Which lines hold the word "formation"? Copy each one.

===== Records shown =====

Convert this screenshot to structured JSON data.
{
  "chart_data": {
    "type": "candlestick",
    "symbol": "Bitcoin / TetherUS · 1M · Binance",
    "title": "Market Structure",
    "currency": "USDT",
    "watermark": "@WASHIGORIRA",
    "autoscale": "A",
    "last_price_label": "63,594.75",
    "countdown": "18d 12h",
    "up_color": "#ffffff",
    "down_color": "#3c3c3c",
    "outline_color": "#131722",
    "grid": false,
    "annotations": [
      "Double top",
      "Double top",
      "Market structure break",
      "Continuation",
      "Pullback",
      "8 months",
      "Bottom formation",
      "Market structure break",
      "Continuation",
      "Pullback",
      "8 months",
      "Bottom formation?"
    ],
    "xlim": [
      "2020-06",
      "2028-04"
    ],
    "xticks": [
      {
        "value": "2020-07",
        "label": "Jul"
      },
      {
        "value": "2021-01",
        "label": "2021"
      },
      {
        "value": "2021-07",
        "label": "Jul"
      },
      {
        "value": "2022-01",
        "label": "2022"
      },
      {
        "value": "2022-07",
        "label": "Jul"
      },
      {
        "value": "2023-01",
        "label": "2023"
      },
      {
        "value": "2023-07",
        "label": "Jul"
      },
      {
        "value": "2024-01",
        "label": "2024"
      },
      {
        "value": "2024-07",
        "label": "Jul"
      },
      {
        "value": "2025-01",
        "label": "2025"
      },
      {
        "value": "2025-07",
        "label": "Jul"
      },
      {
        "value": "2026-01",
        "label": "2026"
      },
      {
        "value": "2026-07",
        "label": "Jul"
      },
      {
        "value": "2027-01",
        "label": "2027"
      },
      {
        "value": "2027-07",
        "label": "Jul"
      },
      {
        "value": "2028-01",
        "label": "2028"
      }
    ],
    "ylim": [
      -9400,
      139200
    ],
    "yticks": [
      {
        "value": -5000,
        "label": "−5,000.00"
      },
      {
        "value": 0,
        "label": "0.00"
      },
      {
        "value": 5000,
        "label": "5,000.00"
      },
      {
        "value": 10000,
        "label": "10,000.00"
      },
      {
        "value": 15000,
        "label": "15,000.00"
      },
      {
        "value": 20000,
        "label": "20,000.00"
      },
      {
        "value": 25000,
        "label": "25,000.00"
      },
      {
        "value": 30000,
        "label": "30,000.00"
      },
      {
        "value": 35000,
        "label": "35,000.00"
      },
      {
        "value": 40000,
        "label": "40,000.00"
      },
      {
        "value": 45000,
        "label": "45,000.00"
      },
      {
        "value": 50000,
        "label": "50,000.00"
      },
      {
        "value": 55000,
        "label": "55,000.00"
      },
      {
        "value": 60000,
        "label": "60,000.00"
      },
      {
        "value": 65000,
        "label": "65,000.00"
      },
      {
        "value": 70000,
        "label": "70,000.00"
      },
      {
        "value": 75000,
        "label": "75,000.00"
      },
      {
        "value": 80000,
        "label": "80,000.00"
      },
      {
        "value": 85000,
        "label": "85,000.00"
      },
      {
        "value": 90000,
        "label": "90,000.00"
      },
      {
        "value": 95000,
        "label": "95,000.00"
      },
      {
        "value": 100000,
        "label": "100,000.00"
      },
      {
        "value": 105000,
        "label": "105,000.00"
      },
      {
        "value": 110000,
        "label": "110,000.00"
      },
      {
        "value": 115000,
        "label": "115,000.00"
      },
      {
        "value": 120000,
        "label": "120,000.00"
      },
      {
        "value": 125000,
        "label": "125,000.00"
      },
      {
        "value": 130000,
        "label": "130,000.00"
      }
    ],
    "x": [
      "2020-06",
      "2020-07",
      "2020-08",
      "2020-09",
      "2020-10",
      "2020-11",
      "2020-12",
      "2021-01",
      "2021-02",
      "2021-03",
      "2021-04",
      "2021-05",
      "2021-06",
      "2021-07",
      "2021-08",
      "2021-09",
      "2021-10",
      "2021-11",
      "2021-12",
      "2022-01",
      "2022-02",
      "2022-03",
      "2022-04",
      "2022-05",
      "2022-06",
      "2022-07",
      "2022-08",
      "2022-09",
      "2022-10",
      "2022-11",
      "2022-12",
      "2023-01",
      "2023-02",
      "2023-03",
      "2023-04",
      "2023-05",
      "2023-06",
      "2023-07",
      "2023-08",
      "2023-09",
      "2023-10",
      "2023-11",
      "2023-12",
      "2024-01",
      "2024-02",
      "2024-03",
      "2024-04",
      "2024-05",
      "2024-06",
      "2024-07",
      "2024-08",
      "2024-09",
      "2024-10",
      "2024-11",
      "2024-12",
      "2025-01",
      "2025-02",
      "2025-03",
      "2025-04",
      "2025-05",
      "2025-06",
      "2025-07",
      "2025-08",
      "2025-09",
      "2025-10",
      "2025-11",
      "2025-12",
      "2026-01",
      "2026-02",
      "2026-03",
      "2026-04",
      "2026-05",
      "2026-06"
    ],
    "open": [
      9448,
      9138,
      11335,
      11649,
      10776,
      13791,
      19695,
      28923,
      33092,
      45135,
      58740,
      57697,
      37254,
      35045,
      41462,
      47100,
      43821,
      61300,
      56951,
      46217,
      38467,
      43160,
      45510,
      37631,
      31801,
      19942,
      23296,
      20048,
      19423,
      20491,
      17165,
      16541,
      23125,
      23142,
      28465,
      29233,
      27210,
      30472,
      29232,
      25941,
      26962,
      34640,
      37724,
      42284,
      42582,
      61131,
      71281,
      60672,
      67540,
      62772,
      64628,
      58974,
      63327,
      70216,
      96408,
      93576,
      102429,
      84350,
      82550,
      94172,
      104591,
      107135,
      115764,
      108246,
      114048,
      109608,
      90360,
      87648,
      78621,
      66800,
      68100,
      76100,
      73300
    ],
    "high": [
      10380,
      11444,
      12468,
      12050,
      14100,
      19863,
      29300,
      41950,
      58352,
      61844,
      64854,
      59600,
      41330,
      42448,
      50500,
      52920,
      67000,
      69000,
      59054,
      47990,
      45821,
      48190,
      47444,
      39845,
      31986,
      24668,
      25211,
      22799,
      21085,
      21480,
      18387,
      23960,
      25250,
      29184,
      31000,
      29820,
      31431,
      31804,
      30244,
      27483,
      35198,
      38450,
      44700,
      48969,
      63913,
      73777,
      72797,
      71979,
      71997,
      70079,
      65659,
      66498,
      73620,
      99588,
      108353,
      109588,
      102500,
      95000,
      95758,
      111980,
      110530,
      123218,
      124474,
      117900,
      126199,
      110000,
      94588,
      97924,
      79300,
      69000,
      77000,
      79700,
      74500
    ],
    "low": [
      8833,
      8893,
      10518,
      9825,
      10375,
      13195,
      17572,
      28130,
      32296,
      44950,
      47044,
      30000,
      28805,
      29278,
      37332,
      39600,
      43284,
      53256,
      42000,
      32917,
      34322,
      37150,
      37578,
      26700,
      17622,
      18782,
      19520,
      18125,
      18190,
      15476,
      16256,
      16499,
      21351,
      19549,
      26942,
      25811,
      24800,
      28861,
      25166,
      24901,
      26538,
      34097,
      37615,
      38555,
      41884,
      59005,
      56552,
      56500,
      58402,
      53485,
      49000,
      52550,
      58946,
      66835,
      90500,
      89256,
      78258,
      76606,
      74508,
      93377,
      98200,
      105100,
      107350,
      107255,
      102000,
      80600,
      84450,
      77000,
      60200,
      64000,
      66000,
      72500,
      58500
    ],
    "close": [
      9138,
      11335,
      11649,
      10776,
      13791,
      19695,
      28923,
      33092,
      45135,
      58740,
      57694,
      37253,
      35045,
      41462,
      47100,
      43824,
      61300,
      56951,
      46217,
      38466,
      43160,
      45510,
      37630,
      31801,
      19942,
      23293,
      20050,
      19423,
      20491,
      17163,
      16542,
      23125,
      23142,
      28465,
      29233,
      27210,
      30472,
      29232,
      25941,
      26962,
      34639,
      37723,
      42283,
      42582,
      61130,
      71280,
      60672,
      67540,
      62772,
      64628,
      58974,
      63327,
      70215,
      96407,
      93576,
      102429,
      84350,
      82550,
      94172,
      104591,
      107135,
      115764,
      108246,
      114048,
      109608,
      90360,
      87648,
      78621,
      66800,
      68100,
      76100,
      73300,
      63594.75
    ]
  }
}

=====

▶ _Task output_:
      "Bottom formation",
      "Bottom formation?"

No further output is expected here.